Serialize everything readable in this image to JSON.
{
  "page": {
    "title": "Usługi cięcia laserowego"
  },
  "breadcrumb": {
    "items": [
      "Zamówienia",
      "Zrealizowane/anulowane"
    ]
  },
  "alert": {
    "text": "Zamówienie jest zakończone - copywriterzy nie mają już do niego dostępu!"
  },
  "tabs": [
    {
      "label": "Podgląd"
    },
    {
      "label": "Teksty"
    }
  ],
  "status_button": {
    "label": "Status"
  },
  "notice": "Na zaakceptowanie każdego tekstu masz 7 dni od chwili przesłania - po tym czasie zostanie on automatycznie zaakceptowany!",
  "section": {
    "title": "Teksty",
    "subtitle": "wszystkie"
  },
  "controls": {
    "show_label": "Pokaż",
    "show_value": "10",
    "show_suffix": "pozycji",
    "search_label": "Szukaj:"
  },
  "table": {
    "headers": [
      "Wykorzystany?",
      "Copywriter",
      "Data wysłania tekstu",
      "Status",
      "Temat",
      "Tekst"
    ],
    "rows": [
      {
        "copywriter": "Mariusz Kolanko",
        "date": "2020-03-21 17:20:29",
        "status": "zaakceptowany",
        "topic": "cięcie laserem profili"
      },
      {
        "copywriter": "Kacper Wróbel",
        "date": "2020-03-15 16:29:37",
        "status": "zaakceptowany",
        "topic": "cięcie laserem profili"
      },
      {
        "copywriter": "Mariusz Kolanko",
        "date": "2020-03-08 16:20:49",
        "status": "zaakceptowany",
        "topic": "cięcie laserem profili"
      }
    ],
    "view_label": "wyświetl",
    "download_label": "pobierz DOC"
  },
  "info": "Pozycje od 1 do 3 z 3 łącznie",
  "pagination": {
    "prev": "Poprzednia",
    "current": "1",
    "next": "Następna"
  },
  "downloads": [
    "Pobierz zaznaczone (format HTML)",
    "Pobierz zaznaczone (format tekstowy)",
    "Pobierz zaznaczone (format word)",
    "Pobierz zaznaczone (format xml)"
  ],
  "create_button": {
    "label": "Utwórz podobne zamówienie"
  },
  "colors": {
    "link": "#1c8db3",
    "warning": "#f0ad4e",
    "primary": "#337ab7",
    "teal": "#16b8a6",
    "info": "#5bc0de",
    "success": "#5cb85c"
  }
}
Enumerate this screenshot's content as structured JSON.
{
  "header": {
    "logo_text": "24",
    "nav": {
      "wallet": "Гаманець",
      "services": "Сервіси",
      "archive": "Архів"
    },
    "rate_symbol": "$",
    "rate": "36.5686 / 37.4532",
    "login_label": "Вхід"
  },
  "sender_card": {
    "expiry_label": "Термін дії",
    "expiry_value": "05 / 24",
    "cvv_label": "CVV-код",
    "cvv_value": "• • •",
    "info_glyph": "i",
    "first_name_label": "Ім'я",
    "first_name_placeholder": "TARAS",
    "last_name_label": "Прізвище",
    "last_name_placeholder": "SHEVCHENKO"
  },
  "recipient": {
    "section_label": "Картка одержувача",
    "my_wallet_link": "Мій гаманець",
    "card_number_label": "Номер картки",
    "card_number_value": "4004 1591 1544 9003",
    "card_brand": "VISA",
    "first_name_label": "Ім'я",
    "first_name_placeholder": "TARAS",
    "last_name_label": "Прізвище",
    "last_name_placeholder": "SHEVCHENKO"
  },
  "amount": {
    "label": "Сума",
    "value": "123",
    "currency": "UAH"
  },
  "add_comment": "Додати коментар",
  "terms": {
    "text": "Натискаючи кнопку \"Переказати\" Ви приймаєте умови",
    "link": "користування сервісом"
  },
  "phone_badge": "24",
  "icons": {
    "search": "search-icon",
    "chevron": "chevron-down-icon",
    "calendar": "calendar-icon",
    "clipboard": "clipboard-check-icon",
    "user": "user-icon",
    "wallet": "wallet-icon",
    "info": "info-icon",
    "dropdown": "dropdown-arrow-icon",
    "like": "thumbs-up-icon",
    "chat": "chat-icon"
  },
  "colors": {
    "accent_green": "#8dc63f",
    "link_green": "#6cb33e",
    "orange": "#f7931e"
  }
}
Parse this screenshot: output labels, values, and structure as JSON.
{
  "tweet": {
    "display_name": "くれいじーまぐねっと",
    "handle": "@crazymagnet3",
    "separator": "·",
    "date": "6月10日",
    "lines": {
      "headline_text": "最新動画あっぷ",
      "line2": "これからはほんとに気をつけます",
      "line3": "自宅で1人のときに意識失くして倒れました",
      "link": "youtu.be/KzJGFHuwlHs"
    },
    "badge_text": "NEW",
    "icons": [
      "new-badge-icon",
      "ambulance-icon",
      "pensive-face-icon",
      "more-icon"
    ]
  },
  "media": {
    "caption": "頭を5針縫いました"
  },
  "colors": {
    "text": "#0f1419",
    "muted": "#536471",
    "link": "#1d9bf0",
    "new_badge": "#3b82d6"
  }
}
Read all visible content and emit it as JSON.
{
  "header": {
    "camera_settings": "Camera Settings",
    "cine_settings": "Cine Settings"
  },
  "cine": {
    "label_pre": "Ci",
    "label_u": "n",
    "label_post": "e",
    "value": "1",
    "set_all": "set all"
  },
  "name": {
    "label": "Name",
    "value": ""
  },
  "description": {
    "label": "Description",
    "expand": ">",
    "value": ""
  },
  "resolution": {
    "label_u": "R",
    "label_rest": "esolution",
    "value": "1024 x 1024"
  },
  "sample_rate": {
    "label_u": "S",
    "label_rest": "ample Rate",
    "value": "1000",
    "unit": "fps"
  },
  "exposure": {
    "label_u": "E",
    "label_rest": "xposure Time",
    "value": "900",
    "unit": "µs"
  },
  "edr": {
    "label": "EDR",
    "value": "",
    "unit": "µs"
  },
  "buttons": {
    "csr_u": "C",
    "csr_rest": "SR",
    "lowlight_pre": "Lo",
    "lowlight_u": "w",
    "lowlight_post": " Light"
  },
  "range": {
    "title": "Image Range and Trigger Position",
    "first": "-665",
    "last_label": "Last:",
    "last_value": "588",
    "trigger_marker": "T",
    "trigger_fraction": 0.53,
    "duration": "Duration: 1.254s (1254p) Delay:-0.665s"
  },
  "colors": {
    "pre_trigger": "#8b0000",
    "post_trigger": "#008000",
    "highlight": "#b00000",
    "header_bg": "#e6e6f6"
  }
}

----------------------------------------

◆ AIM OF THE EXERCISE
Retype all of the material, keeping each line exact.

◆ COMPLETED EXERCISE
Serialize everything readable in this image to JSON.
{
  "page": {
    "title": "Usługi cięcia laserowego"
  },
  "breadcrumb": {
    "items": [
      "Zamówienia",
      "Zrealizowane/anulowane"
    ]
  },
  "alert": {
    "text": "Zamówienie jest zakończone - copywriterzy nie mają już do niego dostępu!"
  },
  "tabs": [
    {
      "label": "Podgląd"
    },
    {
      "label": "Teksty"
    }
  ],
  "status_button": {
    "label": "Status"
  },
  "notice": "Na zaakceptowanie każdego tekstu masz 7 dni od chwili przesłania - po tym czasie zostanie on automatycznie zaakceptowany!",
  "section": {
    "title": "Teksty",
    "subtitle": "wszystkie"
  },
  "controls": {
    "show_label": "Pokaż",
    "show_value": "10",
    "show_suffix": "pozycji",
    "search_label": "Szukaj:"
  },
  "table": {
    "headers": [
      "Wykorzystany?",
      "Copywriter",
      "Data wysłania tekstu",
      "Status",
      "Temat",
      "Tekst"
    ],
    "rows": [
      {
        "copywriter": "Mariusz Kolanko",
        "date": "2020-03-21 17:20:29",
        "status": "zaakceptowany",
        "topic": "cięcie laserem profili"
      },
      {
        "copywriter": "Kacper Wróbel",
        "date": "2020-03-15 16:29:37",
        "status": "zaakceptowany",
        "topic": "cięcie laserem profili"
      },
      {
        "copywriter": "Mariusz Kolanko",
        "date": "2020-03-08 16:20:49",
        "status": "zaakceptowany",
        "topic": "cięcie laserem profili"
      }
    ],
    "view_label": "wyświetl",
    "download_label": "pobierz DOC"
  },
  "info": "Pozycje od 1 do 3 z 3 łącznie",
  "pagination": {
    "prev": "Poprzednia",
    "current": "1",
    "next": "Następna"
  },
  "downloads": [
    "Pobierz zaznaczone (format HTML)",
    "Pobierz zaznaczone (format tekstowy)",
    "Pobierz zaznaczone (format word)",
    "Pobierz zaznaczone (format xml)"
  ],
  "create_button": {
    "label": "Utwórz podobne zamówienie"
  },
  "colors": {
    "link": "#1c8db3",
    "warning": "#f0ad4e",
    "primary": "#337ab7",
    "teal": "#16b8a6",
    "info": "#5bc0de",
    "success": "#5cb85c"
  }
}
Enumerate this screenshot's content as structured JSON.
{
  "header": {
    "logo_text": "24",
    "nav": {
      "wallet": "Гаманець",
      "services": "Сервіси",
      "archive": "Архів"
    },
    "rate_symbol": "$",
    "rate": "36.5686 / 37.4532",
    "login_label": "Вхід"
  },
  "sender_card": {
    "expiry_label": "Термін дії",
    "expiry_value": "05 / 24",
    "cvv_label": "CVV-код",
    "cvv_value": "• • •",
    "info_glyph": "i",
    "first_name_label": "Ім'я",
    "first_name_placeholder": "TARAS",
    "last_name_label": "Прізвище",
    "last_name_placeholder": "SHEVCHENKO"
  },
  "recipient": {
    "section_label": "Картка одержувача",
    "my_wallet_link": "Мій гаманець",
    "card_number_label": "Номер картки",
    "card_number_value": "4004 1591 1544 9003",
    "card_brand": "VISA",
    "first_name_label": "Ім'я",
    "first_name_placeholder": "TARAS",
    "last_name_label": "Прізвище",
    "last_name_placeholder": "SHEVCHENKO"
  },
  "amount": {
    "label": "Сума",
    "value": "123",
    "currency": "UAH"
  },
  "add_comment": "Додати коментар",
  "terms": {
    "text": "Натискаючи кнопку \"Переказати\" Ви приймаєте умови",
    "link": "користування сервісом"
  },
  "phone_badge": "24",
  "icons": {
    "search": "search-icon",
    "chevron": "chevron-down-icon",
    "calendar": "calendar-icon",
    "clipboard": "clipboard-check-icon",
    "user": "user-icon",
    "wallet": "wallet-icon",
    "info": "info-icon",
    "dropdown": "dropdown-arrow-icon",
    "like": "thumbs-up-icon",
    "chat": "chat-icon"
  },
  "colors": {
    "accent_green": "#8dc63f",
    "link_green": "#6cb33e",
    "orange": "#f7931e"
  }
}
Parse this screenshot: output labels, values, and structure as JSON.
{
  "tweet": {
    "display_name": "くれいじーまぐねっと",
    "handle": "@crazymagnet3",
    "separator": "·",
    "date": "6月10日",
    "lines": {
      "headline_text": "最新動画あっぷ",
      "line2": "これからはほんとに気をつけます",
      "line3": "自宅で1人のときに意識失くして倒れました",
      "link": "youtu.be/KzJGFHuwlHs"
    },
    "badge_text": "NEW",
    "icons": [
      "new-badge-icon",
      "ambulance-icon",
      "pensive-face-icon",
      "more-icon"
    ]
  },
  "media": {
    "caption": "頭を5針縫いました"
  },
  "colors": {
    "text": "#0f1419",
    "muted": "#536471",
    "link": "#1d9bf0",
    "new_badge": "#3b82d6"
  }
}
Read all visible content and emit it as JSON.
{
  "header": {
    "camera_settings": "Camera Settings",
    "cine_settings": "Cine Settings"
  },
  "cine": {
    "label_pre": "Ci",
    "label_u": "n",
    "label_post": "e",
    "value": "1",
    "set_all": "set all"
  },
  "name": {
    "label": "Name",
    "value": ""
  },
  "description": {
    "label": "Description",
    "expand": ">",
    "value": ""
  },
  "resolution": {
    "label_u": "R",
    "label_rest": "esolution",
    "value": "1024 x 1024"
  },
  "sample_rate": {
    "label_u": "S",
    "label_rest": "ample Rate",
    "value": "1000",
    "unit": "fps"
  },
  "exposure": {
    "label_u": "E",
    "label_rest": "xposure Time",
    "value": "900",
    "unit": "µs"
  },
  "edr": {
    "label": "EDR",
    "value": "",
    "unit": "µs"
  },
  "buttons": {
    "csr_u": "C",
    "csr_rest": "SR",
    "lowlight_pre": "Lo",
    "lowlight_u": "w",
    "lowlight_post": " Light"
  },
  "range": {
    "title": "Image Range and Trigger Position",
    "first": "-665",
    "last_label": "Last:",
    "last_value": "588",
    "trigger_marker": "T",
    "trigger_fraction": 0.53,
    "duration": "Duration: 1.254s (1254p) Delay:-0.665s"
  },
  "colors": {
    "pre_trigger": "#8b0000",
    "post_trigger": "#008000",
    "highlight": "#b00000",
    "header_bg": "#e6e6f6"
  }
}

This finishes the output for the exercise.